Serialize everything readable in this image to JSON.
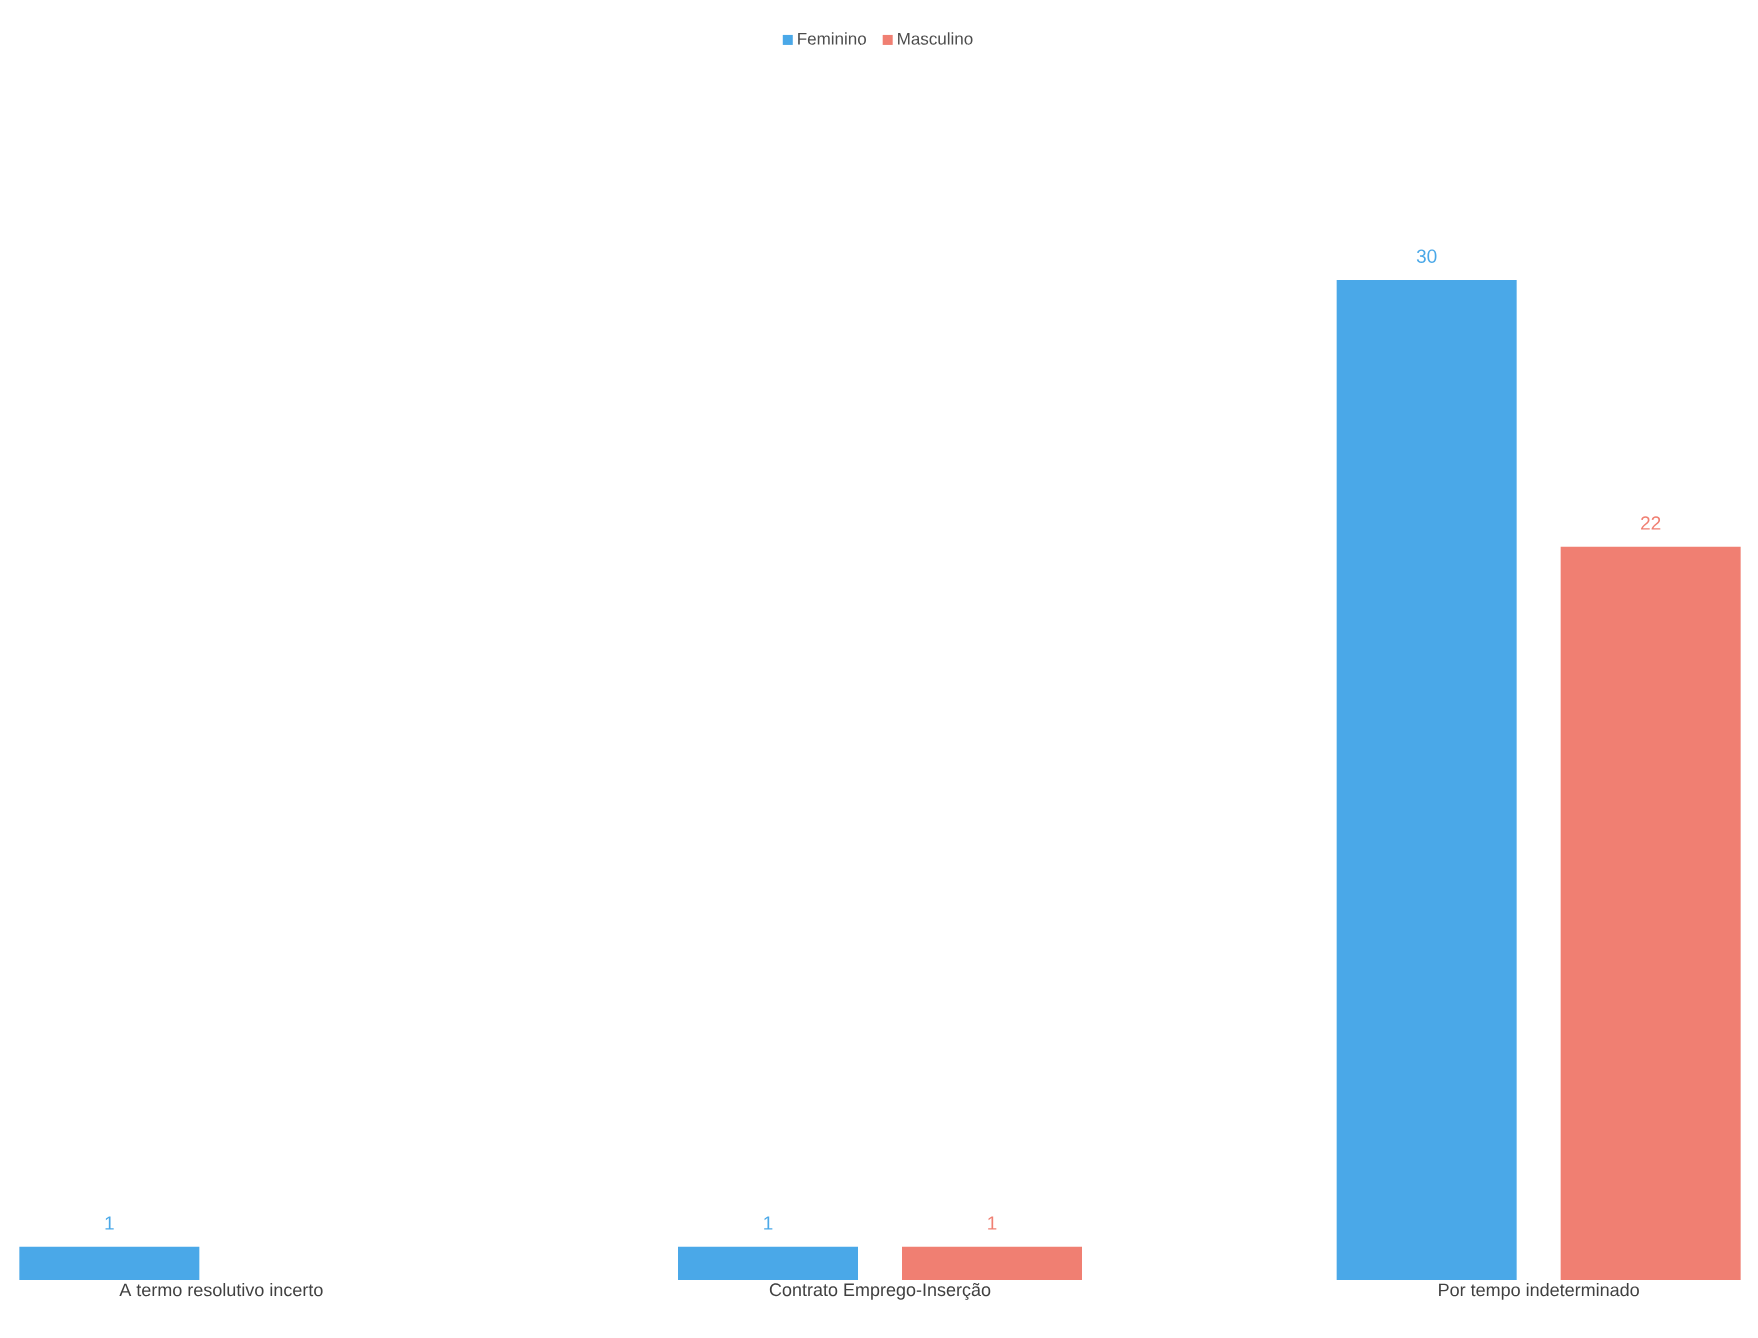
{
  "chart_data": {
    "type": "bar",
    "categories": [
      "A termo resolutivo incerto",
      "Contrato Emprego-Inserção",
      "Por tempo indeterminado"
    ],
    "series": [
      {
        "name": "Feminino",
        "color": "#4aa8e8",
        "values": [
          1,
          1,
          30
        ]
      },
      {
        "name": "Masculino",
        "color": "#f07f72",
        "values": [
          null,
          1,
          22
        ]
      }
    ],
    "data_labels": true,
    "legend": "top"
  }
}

** What the task requires **
Omit every picture, then repeat the remaining data exactly as it appears above.

** Answer **
Serialize everything readable in this image to JSON.
{
  "chart_data": {
    "type": "bar",
    "categories": [
      "A termo resolutivo incerto",
      "Contrato Emprego-Inserção",
      "Por tempo indeterminado"
    ],
    "series": [
      {
        "name": "Feminino",
        "color": "#4aa8e8",
        "values": [
          1,
          1,
          30
        ]
      },
      {
        "name": "Masculino",
        "color": "#f07f72",
        "values": [
          null,
          1,
          22
        ]
      }
    ],
    "data_labels": true,
    "legend": "top"
  }
}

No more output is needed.